-- Task statement --
Which lines include the word "Wednesday"? Copy each of them.

Data items
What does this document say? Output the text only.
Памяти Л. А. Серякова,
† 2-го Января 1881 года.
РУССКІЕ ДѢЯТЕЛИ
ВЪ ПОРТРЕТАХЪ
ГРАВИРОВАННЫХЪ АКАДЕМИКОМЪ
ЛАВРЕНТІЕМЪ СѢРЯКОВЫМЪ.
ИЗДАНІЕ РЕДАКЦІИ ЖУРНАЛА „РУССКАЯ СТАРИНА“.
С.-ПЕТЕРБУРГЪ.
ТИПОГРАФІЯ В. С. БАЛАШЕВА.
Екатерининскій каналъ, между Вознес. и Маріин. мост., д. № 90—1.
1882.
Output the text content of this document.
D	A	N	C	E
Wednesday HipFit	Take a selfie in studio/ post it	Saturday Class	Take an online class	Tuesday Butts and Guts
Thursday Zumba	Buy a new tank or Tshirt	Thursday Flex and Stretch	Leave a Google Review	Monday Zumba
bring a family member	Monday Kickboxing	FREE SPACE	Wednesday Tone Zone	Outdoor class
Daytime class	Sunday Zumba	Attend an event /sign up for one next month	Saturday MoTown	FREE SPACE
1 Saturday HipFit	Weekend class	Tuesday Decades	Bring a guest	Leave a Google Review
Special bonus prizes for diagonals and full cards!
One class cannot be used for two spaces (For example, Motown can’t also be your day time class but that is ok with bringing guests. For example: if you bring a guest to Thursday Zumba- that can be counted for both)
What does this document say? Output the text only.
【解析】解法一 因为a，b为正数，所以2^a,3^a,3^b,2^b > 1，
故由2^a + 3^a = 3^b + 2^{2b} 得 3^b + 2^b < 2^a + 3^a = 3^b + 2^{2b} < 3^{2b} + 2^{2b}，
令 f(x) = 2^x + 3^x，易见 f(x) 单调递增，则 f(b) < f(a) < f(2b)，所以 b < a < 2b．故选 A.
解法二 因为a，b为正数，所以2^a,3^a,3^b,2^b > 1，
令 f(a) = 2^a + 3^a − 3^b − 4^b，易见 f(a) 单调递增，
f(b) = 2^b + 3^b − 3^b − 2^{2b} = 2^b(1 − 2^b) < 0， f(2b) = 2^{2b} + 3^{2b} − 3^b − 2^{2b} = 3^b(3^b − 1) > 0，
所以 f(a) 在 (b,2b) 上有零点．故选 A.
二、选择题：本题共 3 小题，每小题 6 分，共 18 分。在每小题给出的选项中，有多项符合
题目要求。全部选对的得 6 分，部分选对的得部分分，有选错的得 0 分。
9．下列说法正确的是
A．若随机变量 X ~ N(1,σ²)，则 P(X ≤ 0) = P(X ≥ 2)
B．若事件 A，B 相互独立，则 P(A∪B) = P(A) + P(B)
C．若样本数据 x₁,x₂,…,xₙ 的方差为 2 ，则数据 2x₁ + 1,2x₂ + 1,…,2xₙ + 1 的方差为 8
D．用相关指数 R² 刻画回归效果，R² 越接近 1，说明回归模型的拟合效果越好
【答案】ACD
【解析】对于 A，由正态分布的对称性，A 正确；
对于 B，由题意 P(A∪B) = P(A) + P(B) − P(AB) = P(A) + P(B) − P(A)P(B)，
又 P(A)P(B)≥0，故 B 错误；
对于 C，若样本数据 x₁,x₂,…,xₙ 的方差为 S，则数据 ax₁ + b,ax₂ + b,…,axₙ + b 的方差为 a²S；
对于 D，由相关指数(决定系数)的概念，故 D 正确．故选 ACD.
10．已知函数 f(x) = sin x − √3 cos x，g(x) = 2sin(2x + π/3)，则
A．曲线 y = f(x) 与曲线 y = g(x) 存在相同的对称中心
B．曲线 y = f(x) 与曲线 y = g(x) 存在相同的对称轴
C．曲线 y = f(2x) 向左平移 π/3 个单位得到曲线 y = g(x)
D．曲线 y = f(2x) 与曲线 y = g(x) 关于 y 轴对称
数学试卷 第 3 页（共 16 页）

-- Task output --
Wednesday HipFit	Take a selfie in studio/ post it	Saturday Class	Take an online class	Tuesday Butts and Guts
bring a family member	Monday Kickboxing	FREE SPACE	Wednesday Tone Zone	Outdoor class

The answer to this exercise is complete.